**TO BE DONE:** Write out every entry word for word.
begin INFORMATION GIVEN
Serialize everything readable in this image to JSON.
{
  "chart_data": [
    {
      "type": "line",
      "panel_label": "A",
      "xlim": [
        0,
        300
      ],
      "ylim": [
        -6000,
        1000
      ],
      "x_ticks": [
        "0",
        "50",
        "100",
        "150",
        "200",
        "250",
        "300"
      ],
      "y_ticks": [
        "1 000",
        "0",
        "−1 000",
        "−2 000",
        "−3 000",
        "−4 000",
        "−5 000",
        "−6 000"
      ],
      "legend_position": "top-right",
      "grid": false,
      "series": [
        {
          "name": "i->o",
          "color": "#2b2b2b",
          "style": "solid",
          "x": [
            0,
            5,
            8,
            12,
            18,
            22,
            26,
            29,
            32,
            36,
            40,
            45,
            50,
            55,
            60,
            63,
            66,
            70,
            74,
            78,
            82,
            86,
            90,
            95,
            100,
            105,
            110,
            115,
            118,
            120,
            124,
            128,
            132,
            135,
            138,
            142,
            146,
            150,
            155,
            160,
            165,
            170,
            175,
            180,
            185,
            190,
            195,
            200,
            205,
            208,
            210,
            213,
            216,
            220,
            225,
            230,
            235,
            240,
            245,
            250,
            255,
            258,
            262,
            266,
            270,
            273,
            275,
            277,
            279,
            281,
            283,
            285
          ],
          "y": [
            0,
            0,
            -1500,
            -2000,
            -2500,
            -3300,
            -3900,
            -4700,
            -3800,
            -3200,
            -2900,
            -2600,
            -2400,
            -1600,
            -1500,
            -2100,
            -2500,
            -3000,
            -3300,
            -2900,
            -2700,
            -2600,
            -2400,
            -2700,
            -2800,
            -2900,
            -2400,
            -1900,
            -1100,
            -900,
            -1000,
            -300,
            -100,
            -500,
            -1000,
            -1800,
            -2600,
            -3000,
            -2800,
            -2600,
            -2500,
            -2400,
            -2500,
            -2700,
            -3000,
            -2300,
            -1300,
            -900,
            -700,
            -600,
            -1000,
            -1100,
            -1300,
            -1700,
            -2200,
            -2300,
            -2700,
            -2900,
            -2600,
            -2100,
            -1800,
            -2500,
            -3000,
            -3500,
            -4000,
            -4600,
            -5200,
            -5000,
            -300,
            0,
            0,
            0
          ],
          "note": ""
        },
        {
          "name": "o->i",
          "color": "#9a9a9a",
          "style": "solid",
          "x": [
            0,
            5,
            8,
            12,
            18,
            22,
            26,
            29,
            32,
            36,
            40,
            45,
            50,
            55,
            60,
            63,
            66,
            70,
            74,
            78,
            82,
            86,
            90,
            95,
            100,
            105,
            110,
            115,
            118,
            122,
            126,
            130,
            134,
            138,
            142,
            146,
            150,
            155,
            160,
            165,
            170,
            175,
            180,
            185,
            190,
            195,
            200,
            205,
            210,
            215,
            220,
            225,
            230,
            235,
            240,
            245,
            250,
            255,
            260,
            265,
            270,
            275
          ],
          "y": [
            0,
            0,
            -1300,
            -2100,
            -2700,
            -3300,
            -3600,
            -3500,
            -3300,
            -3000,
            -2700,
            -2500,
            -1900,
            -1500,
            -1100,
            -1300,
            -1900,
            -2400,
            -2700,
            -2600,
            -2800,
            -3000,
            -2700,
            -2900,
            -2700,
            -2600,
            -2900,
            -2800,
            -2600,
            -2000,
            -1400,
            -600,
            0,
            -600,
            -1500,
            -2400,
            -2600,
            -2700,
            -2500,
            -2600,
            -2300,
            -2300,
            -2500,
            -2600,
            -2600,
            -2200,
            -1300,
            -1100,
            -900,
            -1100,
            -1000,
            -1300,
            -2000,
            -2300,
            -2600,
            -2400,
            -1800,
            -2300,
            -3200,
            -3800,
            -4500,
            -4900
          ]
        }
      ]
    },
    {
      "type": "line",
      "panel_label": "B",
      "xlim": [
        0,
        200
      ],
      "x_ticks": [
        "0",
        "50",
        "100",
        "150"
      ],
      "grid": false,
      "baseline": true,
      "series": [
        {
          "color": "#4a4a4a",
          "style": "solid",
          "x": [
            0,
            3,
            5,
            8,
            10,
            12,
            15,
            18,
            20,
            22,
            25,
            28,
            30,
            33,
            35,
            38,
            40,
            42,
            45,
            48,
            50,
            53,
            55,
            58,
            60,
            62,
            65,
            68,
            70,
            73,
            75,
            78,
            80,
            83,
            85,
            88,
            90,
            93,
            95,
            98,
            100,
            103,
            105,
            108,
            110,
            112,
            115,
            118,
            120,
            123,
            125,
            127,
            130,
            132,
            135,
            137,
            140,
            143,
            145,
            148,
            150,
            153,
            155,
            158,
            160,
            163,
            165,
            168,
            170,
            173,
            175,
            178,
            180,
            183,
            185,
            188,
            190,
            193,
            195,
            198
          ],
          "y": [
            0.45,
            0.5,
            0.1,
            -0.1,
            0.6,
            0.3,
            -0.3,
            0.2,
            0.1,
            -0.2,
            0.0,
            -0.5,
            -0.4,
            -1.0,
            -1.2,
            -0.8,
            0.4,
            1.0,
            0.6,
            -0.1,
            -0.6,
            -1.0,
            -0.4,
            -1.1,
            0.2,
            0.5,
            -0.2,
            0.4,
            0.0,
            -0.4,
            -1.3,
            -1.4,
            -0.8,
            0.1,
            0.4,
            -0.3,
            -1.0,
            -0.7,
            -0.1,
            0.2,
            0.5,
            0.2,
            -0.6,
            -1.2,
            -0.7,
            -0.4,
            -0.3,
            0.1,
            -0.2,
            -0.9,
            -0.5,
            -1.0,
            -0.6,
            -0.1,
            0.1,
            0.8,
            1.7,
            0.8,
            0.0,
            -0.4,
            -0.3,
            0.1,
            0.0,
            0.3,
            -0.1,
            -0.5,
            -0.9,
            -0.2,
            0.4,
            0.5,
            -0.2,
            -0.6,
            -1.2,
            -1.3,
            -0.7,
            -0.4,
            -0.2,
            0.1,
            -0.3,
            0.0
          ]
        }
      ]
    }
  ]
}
end INFORMATION GIVEN
**FULL RESPONSE:**
Serialize everything readable in this image to JSON.
{
  "chart_data": [
    {
      "type": "line",
      "panel_label": "A",
      "xlim": [
        0,
        300
      ],
      "ylim": [
        -6000,
        1000
      ],
      "x_ticks": [
        "0",
        "50",
        "100",
        "150",
        "200",
        "250",
        "300"
      ],
      "y_ticks": [
        "1 000",
        "0",
        "−1 000",
        "−2 000",
        "−3 000",
        "−4 000",
        "−5 000",
        "−6 000"
      ],
      "legend_position": "top-right",
      "grid": false,
      "series": [
        {
          "name": "i->o",
          "color": "#2b2b2b",
          "style": "solid",
          "x": [
            0,
            5,
            8,
            12,
            18,
            22,
            26,
            29,
            32,
            36,
            40,
            45,
            50,
            55,
            60,
            63,
            66,
            70,
            74,
            78,
            82,
            86,
            90,
            95,
            100,
            105,
            110,
            115,
            118,
            120,
            124,
            128,
            132,
            135,
            138,
            142,
            146,
            150,
            155,
            160,
            165,
            170,
            175,
            180,
            185,
            190,
            195,
            200,
            205,
            208,
            210,
            213,
            216,
            220,
            225,
            230,
            235,
            240,
            245,
            250,
            255,
            258,
            262,
            266,
            270,
            273,
            275,
            277,
            279,
            281,
            283,
            285
          ],
          "y": [
            0,
            0,
            -1500,
            -2000,
            -2500,
            -3300,
            -3900,
            -4700,
            -3800,
            -3200,
            -2900,
            -2600,
            -2400,
            -1600,
            -1500,
            -2100,
            -2500,
            -3000,
            -3300,
            -2900,
            -2700,
            -2600,
            -2400,
            -2700,
            -2800,
            -2900,
            -2400,
            -1900,
            -1100,
            -900,
            -1000,
            -300,
            -100,
            -500,
            -1000,
            -1800,
            -2600,
            -3000,
            -2800,
            -2600,
            -2500,
            -2400,
            -2500,
            -2700,
            -3000,
            -2300,
            -1300,
            -900,
            -700,
            -600,
            -1000,
            -1100,
            -1300,
            -1700,
            -2200,
            -2300,
            -2700,
            -2900,
            -2600,
            -2100,
            -1800,
            -2500,
            -3000,
            -3500,
            -4000,
            -4600,
            -5200,
            -5000,
            -300,
            0,
            0,
            0
          ],
          "note": ""
        },
        {
          "name": "o->i",
          "color": "#9a9a9a",
          "style": "solid",
          "x": [
            0,
            5,
            8,
            12,
            18,
            22,
            26,
            29,
            32,
            36,
            40,
            45,
            50,
            55,
            60,
            63,
            66,
            70,
            74,
            78,
            82,
            86,
            90,
            95,
            100,
            105,
            110,
            115,
            118,
            122,
            126,
            130,
            134,
            138,
            142,
            146,
            150,
            155,
            160,
            165,
            170,
            175,
            180,
            185,
            190,
            195,
            200,
            205,
            210,
            215,
            220,
            225,
            230,
            235,
            240,
            245,
            250,
            255,
            260,
            265,
            270,
            275
          ],
          "y": [
            0,
            0,
            -1300,
            -2100,
            -2700,
            -3300,
            -3600,
            -3500,
            -3300,
            -3000,
            -2700,
            -2500,
            -1900,
            -1500,
            -1100,
            -1300,
            -1900,
            -2400,
            -2700,
            -2600,
            -2800,
            -3000,
            -2700,
            -2900,
            -2700,
            -2600,
            -2900,
            -2800,
            -2600,
            -2000,
            -1400,
            -600,
            0,
            -600,
            -1500,
            -2400,
            -2600,
            -2700,
            -2500,
            -2600,
            -2300,
            -2300,
            -2500,
            -2600,
            -2600,
            -2200,
            -1300,
            -1100,
            -900,
            -1100,
            -1000,
            -1300,
            -2000,
            -2300,
            -2600,
            -2400,
            -1800,
            -2300,
            -3200,
            -3800,
            -4500,
            -4900
          ]
        }
      ]
    },
    {
      "type": "line",
      "panel_label": "B",
      "xlim": [
        0,
        200
      ],
      "x_ticks": [
        "0",
        "50",
        "100",
        "150"
      ],
      "grid": false,
      "baseline": true,
      "series": [
        {
          "color": "#4a4a4a",
          "style": "solid",
          "x": [
            0,
            3,
            5,
            8,
            10,
            12,
            15,
            18,
            20,
            22,
            25,
            28,
            30,
            33,
            35,
            38,
            40,
            42,
            45,
            48,
            50,
            53,
            55,
            58,
            60,
            62,
            65,
            68,
            70,
            73,
            75,
            78,
            80,
            83,
            85,
            88,
            90,
            93,
            95,
            98,
            100,
            103,
            105,
            108,
            110,
            112,
            115,
            118,
            120,
            123,
            125,
            127,
            130,
            132,
            135,
            137,
            140,
            143,
            145,
            148,
            150,
            153,
            155,
            158,
            160,
            163,
            165,
            168,
            170,
            173,
            175,
            178,
            180,
            183,
            185,
            188,
            190,
            193,
            195,
            198
          ],
          "y": [
            0.45,
            0.5,
            0.1,
            -0.1,
            0.6,
            0.3,
            -0.3,
            0.2,
            0.1,
            -0.2,
            0.0,
            -0.5,
            -0.4,
            -1.0,
            -1.2,
            -0.8,
            0.4,
            1.0,
            0.6,
            -0.1,
            -0.6,
            -1.0,
            -0.4,
            -1.1,
            0.2,
            0.5,
            -0.2,
            0.4,
            0.0,
            -0.4,
            -1.3,
            -1.4,
            -0.8,
            0.1,
            0.4,
            -0.3,
            -1.0,
            -0.7,
            -0.1,
            0.2,
            0.5,
            0.2,
            -0.6,
            -1.2,
            -0.7,
            -0.4,
            -0.3,
            0.1,
            -0.2,
            -0.9,
            -0.5,
            -1.0,
            -0.6,
            -0.1,
            0.1,
            0.8,
            1.7,
            0.8,
            0.0,
            -0.4,
            -0.3,
            0.1,
            0.0,
            0.3,
            -0.1,
            -0.5,
            -0.9,
            -0.2,
            0.4,
            0.5,
            -0.2,
            -0.6,
            -1.2,
            -1.3,
            -0.7,
            -0.4,
            -0.2,
            0.1,
            -0.3,
            0.0
          ]
        }
      ]
    }
  ]
}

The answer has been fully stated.